## Provided records
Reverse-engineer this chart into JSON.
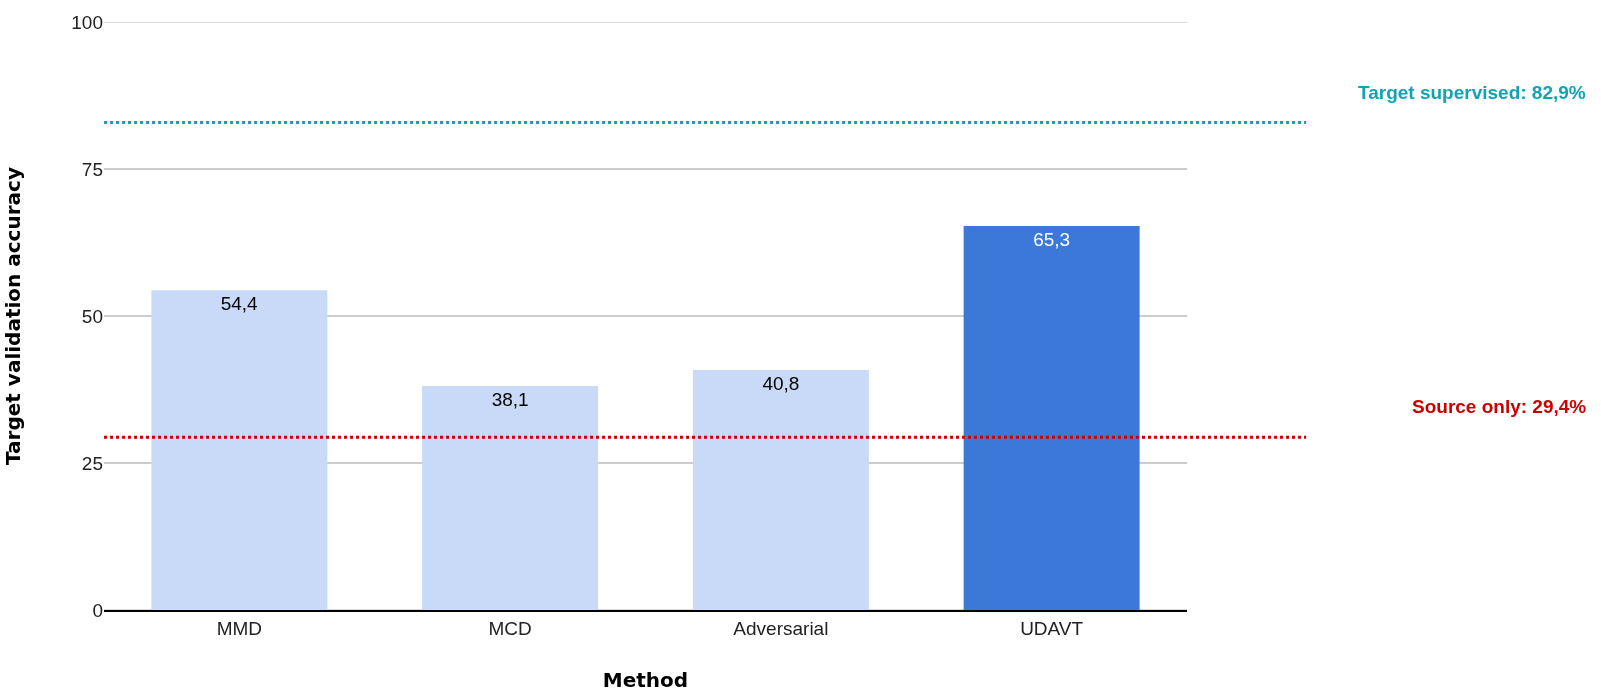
{
  "chart_data": {
    "type": "bar",
    "xlabel": "Method",
    "ylabel": "Target validation accuracy",
    "categories": [
      "MMD",
      "MCD",
      "Adversarial",
      "UDAVT"
    ],
    "values": [
      54.4,
      38.1,
      40.8,
      65.3
    ],
    "colors": [
      "#c9daf8",
      "#c9daf8",
      "#c9daf8",
      "#3c78d8"
    ],
    "value_labels": [
      "54,4",
      "38,1",
      "40,8",
      "65,3"
    ],
    "ylim": [
      0,
      100
    ],
    "yticks": [
      0,
      25,
      50,
      75,
      100
    ],
    "grid": "y",
    "ref_lines": [
      {
        "axis": "y",
        "value": 82.9,
        "label": "Target supervised: 82,9%",
        "color": "#12a4b5",
        "line_style": "dotted"
      },
      {
        "axis": "y",
        "value": 29.4,
        "label": "Source only: 29,4%",
        "color": "#cc0000",
        "line_style": "dotted"
      }
    ]
  }
}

## Given exercise
Output an exact copy of the material, with the pictures removed.

## Answer to the task
Reverse-engineer this chart into JSON.
{
  "chart_data": {
    "type": "bar",
    "xlabel": "Method",
    "ylabel": "Target validation accuracy",
    "categories": [
      "MMD",
      "MCD",
      "Adversarial",
      "UDAVT"
    ],
    "values": [
      54.4,
      38.1,
      40.8,
      65.3
    ],
    "colors": [
      "#c9daf8",
      "#c9daf8",
      "#c9daf8",
      "#3c78d8"
    ],
    "value_labels": [
      "54,4",
      "38,1",
      "40,8",
      "65,3"
    ],
    "ylim": [
      0,
      100
    ],
    "yticks": [
      0,
      25,
      50,
      75,
      100
    ],
    "grid": "y",
    "ref_lines": [
      {
        "axis": "y",
        "value": 82.9,
        "label": "Target supervised: 82,9%",
        "color": "#12a4b5",
        "line_style": "dotted"
      },
      {
        "axis": "y",
        "value": 29.4,
        "label": "Source only: 29,4%",
        "color": "#cc0000",
        "line_style": "dotted"
      }
    ]
  }
}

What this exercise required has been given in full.